§ **To do**
Please rewrite every row below as a numbered list, leaving out any blank lines.

::::::::

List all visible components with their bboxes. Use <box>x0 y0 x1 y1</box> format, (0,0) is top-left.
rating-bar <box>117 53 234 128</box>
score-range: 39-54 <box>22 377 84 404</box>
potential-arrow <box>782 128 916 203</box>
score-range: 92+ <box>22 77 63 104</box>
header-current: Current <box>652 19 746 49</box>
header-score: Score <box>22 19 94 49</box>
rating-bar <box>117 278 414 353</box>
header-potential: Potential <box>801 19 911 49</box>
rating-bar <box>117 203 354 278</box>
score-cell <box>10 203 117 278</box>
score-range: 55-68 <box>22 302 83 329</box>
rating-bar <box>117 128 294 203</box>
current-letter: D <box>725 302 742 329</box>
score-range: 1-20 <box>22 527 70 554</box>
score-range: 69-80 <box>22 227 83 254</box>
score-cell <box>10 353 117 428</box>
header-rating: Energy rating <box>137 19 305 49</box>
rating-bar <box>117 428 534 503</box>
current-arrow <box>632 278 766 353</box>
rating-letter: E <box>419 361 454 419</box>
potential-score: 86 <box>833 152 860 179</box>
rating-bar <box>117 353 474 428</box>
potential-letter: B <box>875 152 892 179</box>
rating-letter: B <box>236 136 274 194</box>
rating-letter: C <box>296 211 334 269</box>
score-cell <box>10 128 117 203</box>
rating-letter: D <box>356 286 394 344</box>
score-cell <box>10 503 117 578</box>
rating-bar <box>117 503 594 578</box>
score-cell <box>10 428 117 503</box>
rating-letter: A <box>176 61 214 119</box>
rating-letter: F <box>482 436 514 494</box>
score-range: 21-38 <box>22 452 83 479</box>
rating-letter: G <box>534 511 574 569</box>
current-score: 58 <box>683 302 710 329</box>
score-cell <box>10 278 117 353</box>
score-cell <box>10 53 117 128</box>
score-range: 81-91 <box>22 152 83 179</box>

::::::::

§ **Final answer**
1. List all visible components with their bboxes. Use <box>x0 y0 x1 y1</box> format, (0,0) is top-left.
2. rating-bar <box>117 53 234 128</box>
3. score-range: 39-54 <box>22 377 84 404</box>
4. potential-arrow <box>782 128 916 203</box>
5. score-range: 92+ <box>22 77 63 104</box>
6. header-current: Current <box>652 19 746 49</box>
7. header-score: Score <box>22 19 94 49</box>
8. rating-bar <box>117 278 414 353</box>
9. header-potential: Potential <box>801 19 911 49</box>
10. rating-bar <box>117 203 354 278</box>
11. score-cell <box>10 203 117 278</box>
12. score-range: 55-68 <box>22 302 83 329</box>
13. rating-bar <box>117 128 294 203</box>
14. current-letter: D <box>725 302 742 329</box>
15. score-range: 1-20 <box>22 527 70 554</box>
16. score-range: 69-80 <box>22 227 83 254</box>
17. score-cell <box>10 353 117 428</box>
18. header-rating: Energy rating <box>137 19 305 49</box>
19. rating-bar <box>117 428 534 503</box>
20. current-arrow <box>632 278 766 353</box>
21. rating-letter: E <box>419 361 454 419</box>
22. potential-score: 86 <box>833 152 860 179</box>
23. rating-bar <box>117 353 474 428</box>
24. potential-letter: B <box>875 152 892 179</box>
25. rating-letter: B <box>236 136 274 194</box>
26. rating-letter: C <box>296 211 334 269</box>
27. score-cell <box>10 128 117 203</box>
28. rating-letter: D <box>356 286 394 344</box>
29. score-cell <box>10 503 117 578</box>
30. rating-bar <box>117 503 594 578</box>
31. score-cell <box>10 428 117 503</box>
32. rating-letter: A <box>176 61 214 119</box>
33. rating-letter: F <box>482 436 514 494</box>
34. score-range: 21-38 <box>22 452 83 479</box>
35. rating-letter: G <box>534 511 574 569</box>
36. current-score: 58 <box>683 302 710 329</box>
37. score-cell <box>10 278 117 353</box>
38. score-cell <box>10 53 117 128</box>
39. score-range: 81-91 <box>22 152 83 179</box>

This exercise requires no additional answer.